=== INFORMATION SUPPLIED ===
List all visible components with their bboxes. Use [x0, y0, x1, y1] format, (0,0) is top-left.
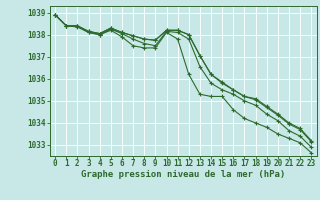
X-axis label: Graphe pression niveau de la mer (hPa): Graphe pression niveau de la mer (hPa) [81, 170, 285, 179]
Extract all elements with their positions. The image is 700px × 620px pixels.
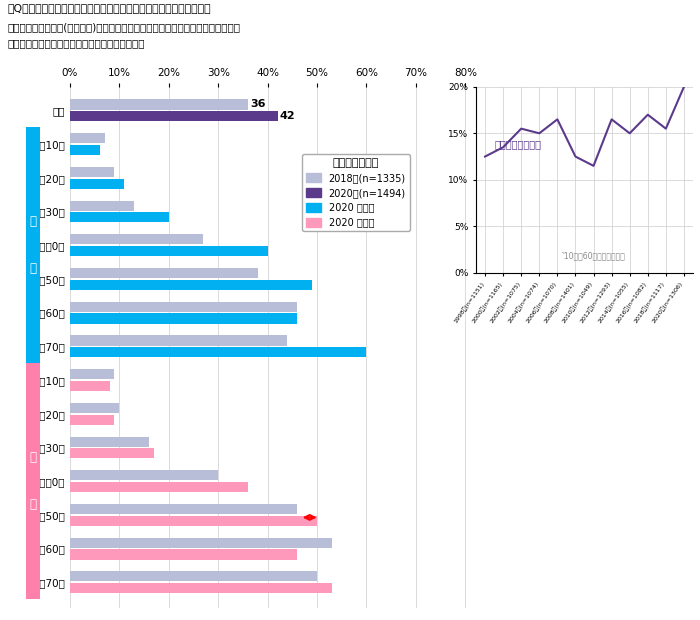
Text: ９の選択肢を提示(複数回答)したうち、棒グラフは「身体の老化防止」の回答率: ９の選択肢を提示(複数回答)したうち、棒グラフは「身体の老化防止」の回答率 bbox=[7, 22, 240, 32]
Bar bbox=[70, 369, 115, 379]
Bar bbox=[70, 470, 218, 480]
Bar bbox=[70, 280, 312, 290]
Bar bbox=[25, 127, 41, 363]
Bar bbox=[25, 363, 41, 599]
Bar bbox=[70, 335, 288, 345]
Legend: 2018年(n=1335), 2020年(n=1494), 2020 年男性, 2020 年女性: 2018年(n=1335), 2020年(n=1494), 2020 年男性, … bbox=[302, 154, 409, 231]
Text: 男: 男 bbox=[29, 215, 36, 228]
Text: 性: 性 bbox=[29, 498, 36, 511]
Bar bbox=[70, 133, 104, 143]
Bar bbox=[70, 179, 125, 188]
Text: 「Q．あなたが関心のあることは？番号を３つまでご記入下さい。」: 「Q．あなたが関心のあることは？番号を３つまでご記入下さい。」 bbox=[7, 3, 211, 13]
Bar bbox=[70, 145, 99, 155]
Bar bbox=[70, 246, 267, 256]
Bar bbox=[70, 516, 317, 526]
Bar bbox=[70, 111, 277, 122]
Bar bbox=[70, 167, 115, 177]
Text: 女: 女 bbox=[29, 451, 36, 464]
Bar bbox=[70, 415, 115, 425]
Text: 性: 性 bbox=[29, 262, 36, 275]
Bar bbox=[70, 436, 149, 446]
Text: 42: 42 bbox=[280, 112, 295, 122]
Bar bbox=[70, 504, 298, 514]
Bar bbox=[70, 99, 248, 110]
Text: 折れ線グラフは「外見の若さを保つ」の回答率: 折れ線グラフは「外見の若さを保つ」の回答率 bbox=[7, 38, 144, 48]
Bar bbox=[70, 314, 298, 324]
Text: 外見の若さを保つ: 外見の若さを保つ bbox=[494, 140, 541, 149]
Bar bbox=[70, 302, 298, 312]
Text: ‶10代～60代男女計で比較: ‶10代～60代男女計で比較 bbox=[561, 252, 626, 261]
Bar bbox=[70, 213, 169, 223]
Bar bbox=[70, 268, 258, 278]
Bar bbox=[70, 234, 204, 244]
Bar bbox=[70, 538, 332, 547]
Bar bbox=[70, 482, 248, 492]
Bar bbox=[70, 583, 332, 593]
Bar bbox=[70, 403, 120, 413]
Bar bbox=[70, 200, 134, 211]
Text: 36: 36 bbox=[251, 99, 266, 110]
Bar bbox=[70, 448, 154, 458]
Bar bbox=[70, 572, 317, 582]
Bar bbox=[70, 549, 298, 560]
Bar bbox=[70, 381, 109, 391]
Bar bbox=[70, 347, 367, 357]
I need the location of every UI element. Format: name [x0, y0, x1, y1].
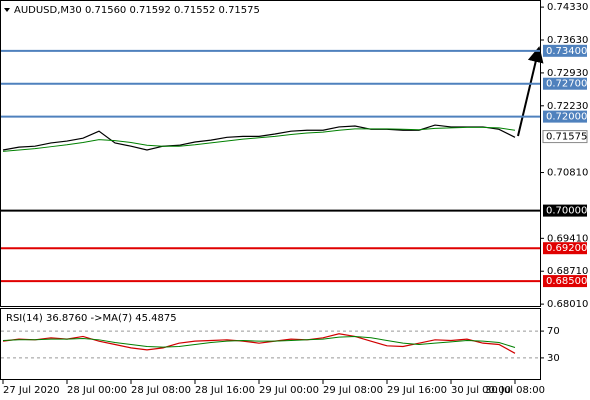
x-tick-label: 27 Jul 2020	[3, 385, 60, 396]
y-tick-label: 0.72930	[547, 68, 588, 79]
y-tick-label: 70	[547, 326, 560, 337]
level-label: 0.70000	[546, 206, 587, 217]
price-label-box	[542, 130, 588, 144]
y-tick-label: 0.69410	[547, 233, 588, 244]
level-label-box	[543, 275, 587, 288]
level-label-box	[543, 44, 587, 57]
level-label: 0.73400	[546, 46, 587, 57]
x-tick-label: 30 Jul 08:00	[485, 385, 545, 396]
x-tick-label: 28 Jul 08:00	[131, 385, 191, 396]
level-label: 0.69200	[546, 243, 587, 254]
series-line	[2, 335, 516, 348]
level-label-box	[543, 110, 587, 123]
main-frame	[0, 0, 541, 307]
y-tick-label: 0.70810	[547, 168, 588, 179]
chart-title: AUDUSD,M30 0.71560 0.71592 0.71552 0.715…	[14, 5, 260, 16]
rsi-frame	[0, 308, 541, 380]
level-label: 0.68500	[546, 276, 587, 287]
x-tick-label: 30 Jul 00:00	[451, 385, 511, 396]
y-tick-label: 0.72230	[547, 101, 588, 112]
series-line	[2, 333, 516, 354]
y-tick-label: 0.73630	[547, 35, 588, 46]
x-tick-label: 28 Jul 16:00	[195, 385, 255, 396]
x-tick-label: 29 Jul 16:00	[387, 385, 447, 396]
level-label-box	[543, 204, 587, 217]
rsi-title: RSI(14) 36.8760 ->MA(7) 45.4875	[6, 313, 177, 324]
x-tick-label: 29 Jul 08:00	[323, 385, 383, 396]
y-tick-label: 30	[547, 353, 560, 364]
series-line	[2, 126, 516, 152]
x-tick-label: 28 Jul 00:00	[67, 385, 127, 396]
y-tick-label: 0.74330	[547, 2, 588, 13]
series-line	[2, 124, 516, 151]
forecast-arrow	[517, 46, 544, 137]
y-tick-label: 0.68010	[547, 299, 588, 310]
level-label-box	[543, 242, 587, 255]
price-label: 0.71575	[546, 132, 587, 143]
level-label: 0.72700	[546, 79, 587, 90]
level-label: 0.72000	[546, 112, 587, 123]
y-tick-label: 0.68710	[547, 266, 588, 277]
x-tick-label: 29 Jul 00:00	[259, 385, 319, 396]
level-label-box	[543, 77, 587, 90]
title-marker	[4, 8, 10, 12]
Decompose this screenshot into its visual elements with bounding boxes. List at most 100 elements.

=== PROBLEM TO WORK ON ===
Reproduce the material above line for line, with no changes, and leave out the pictures.

=== TASK OUTPUT ===
List all visible components with their bboxes. Use [x0, y0, x1, y1] format, (0,0) is top-left.
X-axis label: Graphe pression niveau de la mer (hPa): Graphe pression niveau de la mer (hPa) [81, 170, 285, 179]
Extract all elements with their positions. The image is 700px × 620px pixels.
Text: ９の選択肢を提示(複数回答)したうち、棒グラフは「身体の老化防止」の回答率: ９の選択肢を提示(複数回答)したうち、棒グラフは「身体の老化防止」の回答率 bbox=[7, 22, 240, 32]
Bar bbox=[70, 369, 115, 379]
Bar bbox=[70, 470, 218, 480]
Bar bbox=[70, 280, 312, 290]
Bar bbox=[25, 127, 41, 363]
Bar bbox=[25, 363, 41, 599]
Bar bbox=[70, 335, 288, 345]
Legend: 2018年(n=1335), 2020年(n=1494), 2020 年男性, 2020 年女性: 2018年(n=1335), 2020年(n=1494), 2020 年男性, … bbox=[302, 154, 409, 231]
Text: 男: 男 bbox=[29, 215, 36, 228]
Text: 性: 性 bbox=[29, 498, 36, 511]
Bar bbox=[70, 133, 104, 143]
Bar bbox=[70, 179, 125, 188]
Text: 「Q．あなたが関心のあることは？番号を３つまでご記入下さい。」: 「Q．あなたが関心のあることは？番号を３つまでご記入下さい。」 bbox=[7, 3, 211, 13]
Bar bbox=[70, 145, 99, 155]
Bar bbox=[70, 246, 267, 256]
Bar bbox=[70, 516, 317, 526]
Bar bbox=[70, 111, 277, 122]
Bar bbox=[70, 167, 115, 177]
Text: 女: 女 bbox=[29, 451, 36, 464]
Bar bbox=[70, 415, 115, 425]
Text: 性: 性 bbox=[29, 262, 36, 275]
Bar bbox=[70, 436, 149, 446]
Text: 42: 42 bbox=[280, 112, 295, 122]
Bar bbox=[70, 504, 298, 514]
Bar bbox=[70, 99, 248, 110]
Text: 折れ線グラフは「外見の若さを保つ」の回答率: 折れ線グラフは「外見の若さを保つ」の回答率 bbox=[7, 38, 144, 48]
Bar bbox=[70, 314, 298, 324]
Text: 外見の若さを保つ: 外見の若さを保つ bbox=[494, 140, 541, 149]
Bar bbox=[70, 302, 298, 312]
Text: ‶10代～60代男女計で比較: ‶10代～60代男女計で比較 bbox=[561, 252, 626, 261]
Bar bbox=[70, 213, 169, 223]
Bar bbox=[70, 268, 258, 278]
Bar bbox=[70, 234, 204, 244]
Bar bbox=[70, 538, 332, 547]
Bar bbox=[70, 482, 248, 492]
Bar bbox=[70, 583, 332, 593]
Bar bbox=[70, 403, 120, 413]
Bar bbox=[70, 200, 134, 211]
Text: 36: 36 bbox=[251, 99, 266, 110]
Bar bbox=[70, 448, 154, 458]
Bar bbox=[70, 572, 317, 582]
Bar bbox=[70, 549, 298, 560]
Bar bbox=[70, 381, 109, 391]
Bar bbox=[70, 347, 367, 357]
I need the location of every UI element. Format: name [x0, y0, x1, y1].
x-tick-label: 27 Jul 2020	[3, 385, 60, 396]
y-tick-label: 0.72930	[547, 68, 588, 79]
y-tick-label: 70	[547, 326, 560, 337]
level-label: 0.70000	[546, 206, 587, 217]
price-label-box	[542, 130, 588, 144]
y-tick-label: 0.69410	[547, 233, 588, 244]
level-label-box	[543, 275, 587, 288]
level-label-box	[543, 44, 587, 57]
level-label: 0.73400	[546, 46, 587, 57]
x-tick-label: 30 Jul 08:00	[485, 385, 545, 396]
x-tick-label: 28 Jul 08:00	[131, 385, 191, 396]
level-label: 0.69200	[546, 243, 587, 254]
series-line	[2, 335, 516, 348]
level-label-box	[543, 110, 587, 123]
main-frame	[0, 0, 541, 307]
y-tick-label: 0.70810	[547, 168, 588, 179]
chart-title: AUDUSD,M30 0.71560 0.71592 0.71552 0.715…	[14, 5, 260, 16]
rsi-frame	[0, 308, 541, 380]
level-label: 0.68500	[546, 276, 587, 287]
x-tick-label: 30 Jul 00:00	[451, 385, 511, 396]
y-tick-label: 0.72230	[547, 101, 588, 112]
series-line	[2, 333, 516, 354]
y-tick-label: 0.73630	[547, 35, 588, 46]
x-tick-label: 28 Jul 16:00	[195, 385, 255, 396]
x-tick-label: 29 Jul 16:00	[387, 385, 447, 396]
level-label-box	[543, 204, 587, 217]
rsi-title: RSI(14) 36.8760 ->MA(7) 45.4875	[6, 313, 177, 324]
x-tick-label: 29 Jul 08:00	[323, 385, 383, 396]
y-tick-label: 30	[547, 353, 560, 364]
series-line	[2, 126, 516, 152]
x-tick-label: 28 Jul 00:00	[67, 385, 127, 396]
y-tick-label: 0.74330	[547, 2, 588, 13]
series-line	[2, 124, 516, 151]
forecast-arrow	[517, 46, 544, 137]
y-tick-label: 0.68010	[547, 299, 588, 310]
level-label-box	[543, 242, 587, 255]
price-label: 0.71575	[546, 132, 587, 143]
level-label: 0.72700	[546, 79, 587, 90]
level-label: 0.72000	[546, 112, 587, 123]
y-tick-label: 0.68710	[547, 266, 588, 277]
x-tick-label: 29 Jul 00:00	[259, 385, 319, 396]
level-label-box	[543, 77, 587, 90]
title-marker	[4, 8, 10, 12]
Decompose this screenshot into its visual elements with bounding boxes. List at most 100 elements.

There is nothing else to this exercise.